* Begin STORED DATA *

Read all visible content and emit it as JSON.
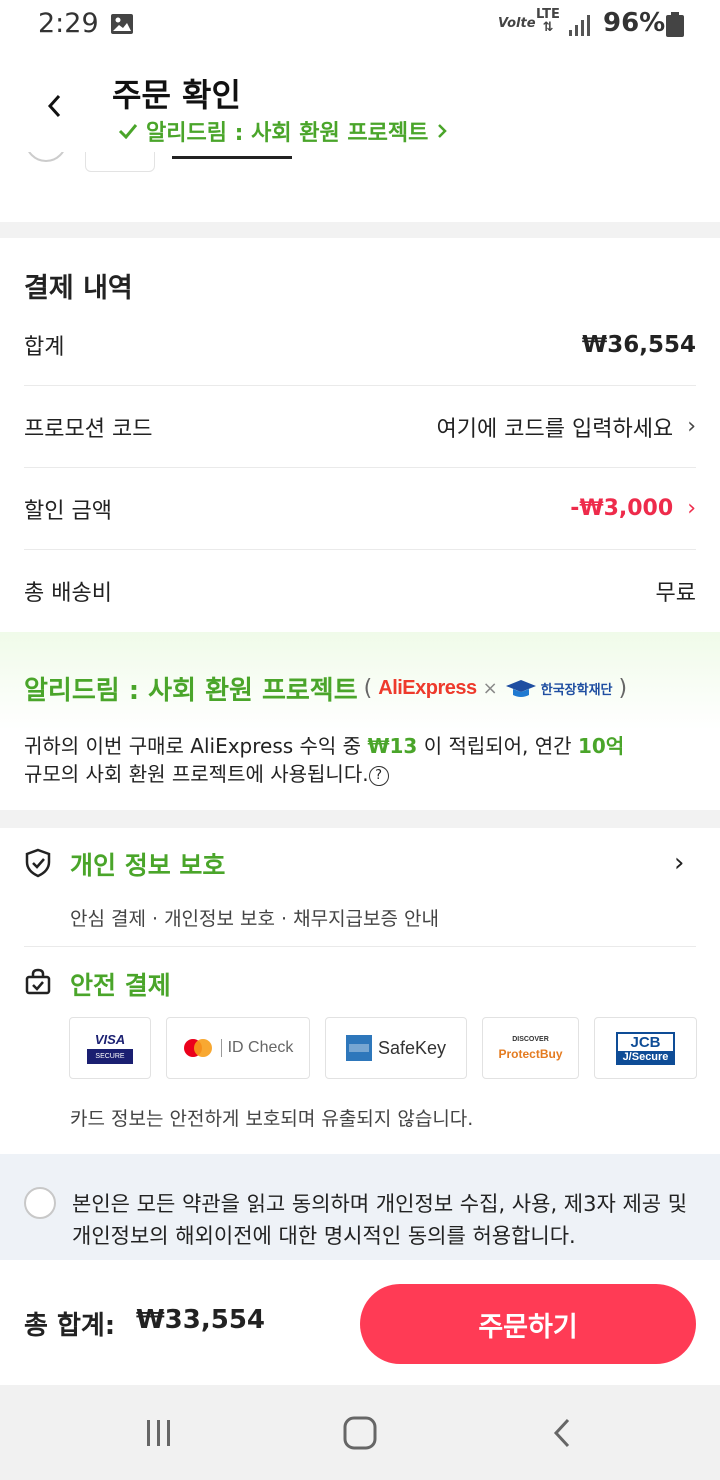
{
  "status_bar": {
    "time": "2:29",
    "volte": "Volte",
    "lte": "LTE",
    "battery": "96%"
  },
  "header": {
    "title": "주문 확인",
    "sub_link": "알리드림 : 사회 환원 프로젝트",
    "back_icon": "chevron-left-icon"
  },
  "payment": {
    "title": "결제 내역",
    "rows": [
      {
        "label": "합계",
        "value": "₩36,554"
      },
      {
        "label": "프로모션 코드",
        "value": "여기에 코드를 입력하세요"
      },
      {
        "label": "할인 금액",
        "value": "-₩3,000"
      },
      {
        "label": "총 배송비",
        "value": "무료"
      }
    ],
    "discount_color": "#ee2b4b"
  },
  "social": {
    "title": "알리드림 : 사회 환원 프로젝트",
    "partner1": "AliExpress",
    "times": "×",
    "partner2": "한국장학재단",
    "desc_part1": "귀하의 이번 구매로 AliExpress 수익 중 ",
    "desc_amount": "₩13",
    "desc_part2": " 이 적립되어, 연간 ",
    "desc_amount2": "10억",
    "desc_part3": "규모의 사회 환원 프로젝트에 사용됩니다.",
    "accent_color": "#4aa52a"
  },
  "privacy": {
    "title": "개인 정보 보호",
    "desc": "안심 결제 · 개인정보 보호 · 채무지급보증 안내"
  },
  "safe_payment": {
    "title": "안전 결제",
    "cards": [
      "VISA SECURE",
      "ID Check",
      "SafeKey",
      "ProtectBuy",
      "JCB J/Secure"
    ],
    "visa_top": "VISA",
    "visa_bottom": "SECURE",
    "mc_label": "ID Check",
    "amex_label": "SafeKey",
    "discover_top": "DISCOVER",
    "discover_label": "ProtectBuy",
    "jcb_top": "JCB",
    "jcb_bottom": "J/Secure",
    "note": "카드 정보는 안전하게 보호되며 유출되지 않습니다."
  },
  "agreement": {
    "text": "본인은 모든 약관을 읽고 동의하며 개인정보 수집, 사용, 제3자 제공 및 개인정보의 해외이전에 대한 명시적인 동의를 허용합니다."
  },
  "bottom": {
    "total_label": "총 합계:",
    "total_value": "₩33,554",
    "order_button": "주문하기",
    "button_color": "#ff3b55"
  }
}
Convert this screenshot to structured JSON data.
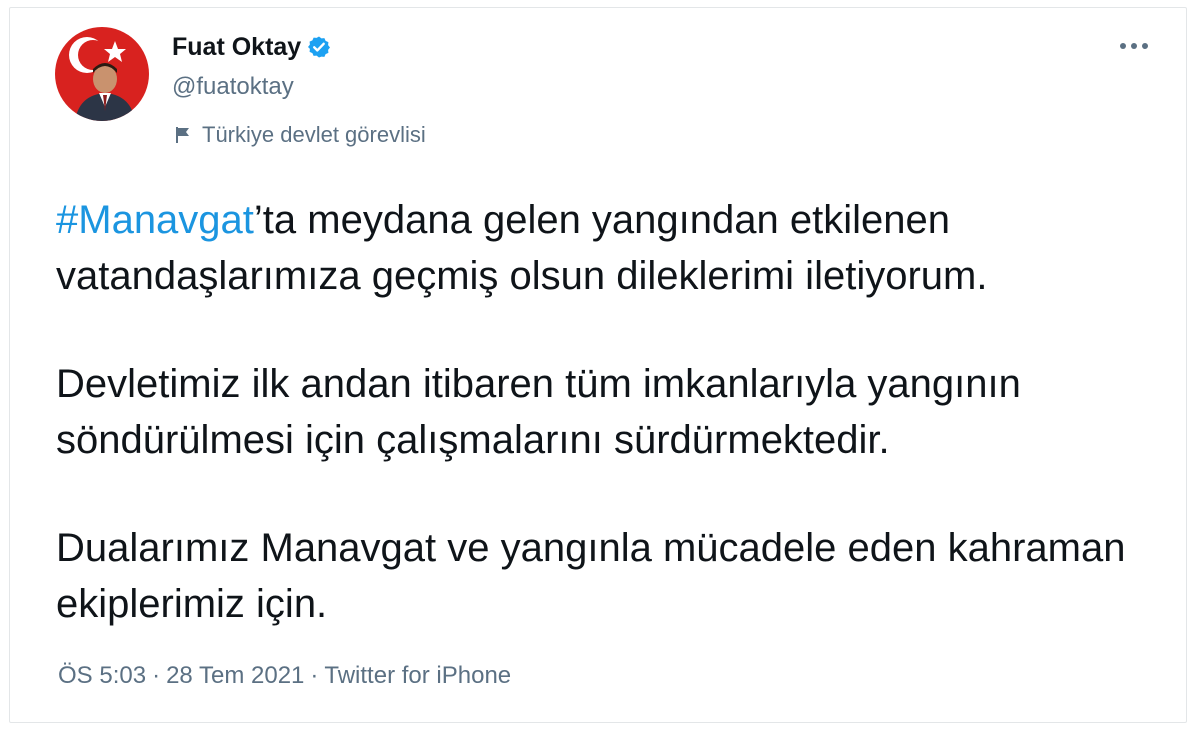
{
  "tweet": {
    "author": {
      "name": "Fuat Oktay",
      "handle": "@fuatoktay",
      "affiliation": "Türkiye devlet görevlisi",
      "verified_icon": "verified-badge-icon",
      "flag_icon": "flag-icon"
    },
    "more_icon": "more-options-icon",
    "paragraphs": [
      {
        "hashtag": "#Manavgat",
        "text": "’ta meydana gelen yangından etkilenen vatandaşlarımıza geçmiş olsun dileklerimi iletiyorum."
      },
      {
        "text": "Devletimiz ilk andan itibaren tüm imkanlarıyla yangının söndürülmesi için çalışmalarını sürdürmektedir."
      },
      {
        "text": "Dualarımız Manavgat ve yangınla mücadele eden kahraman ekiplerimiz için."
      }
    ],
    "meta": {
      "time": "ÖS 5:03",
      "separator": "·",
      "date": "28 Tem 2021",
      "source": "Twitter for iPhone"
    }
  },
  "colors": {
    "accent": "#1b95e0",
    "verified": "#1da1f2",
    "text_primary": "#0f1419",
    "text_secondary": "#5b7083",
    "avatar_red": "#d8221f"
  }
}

* End STORED DATA *
* Begin STORED DATA *

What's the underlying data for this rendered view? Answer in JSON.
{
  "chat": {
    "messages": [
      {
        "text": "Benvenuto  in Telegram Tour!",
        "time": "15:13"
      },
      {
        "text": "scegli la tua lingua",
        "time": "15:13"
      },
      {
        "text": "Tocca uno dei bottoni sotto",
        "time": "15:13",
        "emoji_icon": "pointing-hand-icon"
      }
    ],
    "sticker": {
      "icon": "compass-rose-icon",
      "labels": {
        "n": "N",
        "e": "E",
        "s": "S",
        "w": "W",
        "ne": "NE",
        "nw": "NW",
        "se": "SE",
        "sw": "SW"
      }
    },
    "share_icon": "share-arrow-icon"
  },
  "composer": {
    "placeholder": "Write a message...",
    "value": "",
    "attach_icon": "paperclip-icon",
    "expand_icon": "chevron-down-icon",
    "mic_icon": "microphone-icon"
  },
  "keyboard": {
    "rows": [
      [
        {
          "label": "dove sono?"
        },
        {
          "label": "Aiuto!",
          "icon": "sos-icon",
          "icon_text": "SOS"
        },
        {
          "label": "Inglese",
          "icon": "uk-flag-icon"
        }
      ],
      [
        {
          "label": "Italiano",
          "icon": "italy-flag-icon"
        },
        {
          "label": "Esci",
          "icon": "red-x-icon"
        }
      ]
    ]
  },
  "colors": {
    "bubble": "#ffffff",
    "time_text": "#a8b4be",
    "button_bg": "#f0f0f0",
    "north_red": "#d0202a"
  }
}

* End STORED DATA *
* Begin STORED DATA *

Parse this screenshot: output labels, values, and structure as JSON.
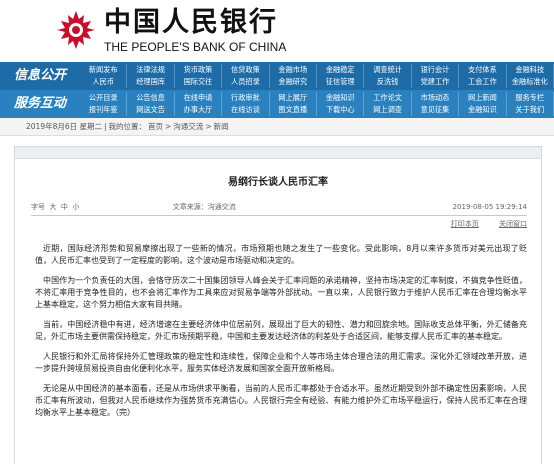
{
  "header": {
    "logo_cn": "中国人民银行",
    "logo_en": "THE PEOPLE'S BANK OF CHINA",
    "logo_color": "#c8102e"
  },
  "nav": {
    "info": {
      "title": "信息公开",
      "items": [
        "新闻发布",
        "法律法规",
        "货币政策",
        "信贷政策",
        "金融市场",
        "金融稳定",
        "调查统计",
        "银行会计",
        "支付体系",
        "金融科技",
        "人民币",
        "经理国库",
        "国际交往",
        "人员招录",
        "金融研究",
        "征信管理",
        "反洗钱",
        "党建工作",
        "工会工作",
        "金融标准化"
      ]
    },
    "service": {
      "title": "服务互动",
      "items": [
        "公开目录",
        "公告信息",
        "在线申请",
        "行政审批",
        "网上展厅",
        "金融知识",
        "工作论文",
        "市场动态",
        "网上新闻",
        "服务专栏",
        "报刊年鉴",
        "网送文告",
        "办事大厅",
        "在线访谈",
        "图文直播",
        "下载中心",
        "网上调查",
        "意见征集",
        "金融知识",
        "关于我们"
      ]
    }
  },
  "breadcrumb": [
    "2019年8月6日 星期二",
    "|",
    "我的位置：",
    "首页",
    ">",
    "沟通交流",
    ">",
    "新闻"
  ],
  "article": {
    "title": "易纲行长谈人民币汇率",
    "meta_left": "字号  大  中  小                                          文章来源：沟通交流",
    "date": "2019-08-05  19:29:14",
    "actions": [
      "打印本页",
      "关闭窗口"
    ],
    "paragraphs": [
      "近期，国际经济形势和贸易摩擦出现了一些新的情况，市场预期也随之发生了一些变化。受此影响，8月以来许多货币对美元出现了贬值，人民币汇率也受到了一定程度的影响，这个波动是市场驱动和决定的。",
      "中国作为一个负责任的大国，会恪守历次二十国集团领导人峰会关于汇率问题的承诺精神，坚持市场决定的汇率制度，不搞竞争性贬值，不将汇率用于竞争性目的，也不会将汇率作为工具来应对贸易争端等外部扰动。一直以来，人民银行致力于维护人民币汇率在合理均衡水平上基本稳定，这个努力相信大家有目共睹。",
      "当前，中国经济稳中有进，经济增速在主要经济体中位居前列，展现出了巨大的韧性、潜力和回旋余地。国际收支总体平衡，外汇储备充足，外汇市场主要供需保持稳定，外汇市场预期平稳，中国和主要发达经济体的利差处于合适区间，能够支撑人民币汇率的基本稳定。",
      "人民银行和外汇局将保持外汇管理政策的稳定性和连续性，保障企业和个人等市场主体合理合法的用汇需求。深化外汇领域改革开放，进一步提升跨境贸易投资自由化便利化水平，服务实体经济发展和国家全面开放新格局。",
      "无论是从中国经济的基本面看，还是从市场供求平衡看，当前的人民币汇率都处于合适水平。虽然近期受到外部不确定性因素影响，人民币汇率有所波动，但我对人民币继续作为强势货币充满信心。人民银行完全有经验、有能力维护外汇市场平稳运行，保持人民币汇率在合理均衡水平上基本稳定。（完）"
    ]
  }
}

* End STORED DATA *

REQUIRED WORK
Say how many lines in the records contain the string "labels", and say nothing else.

EXPECTED OUTPUT
2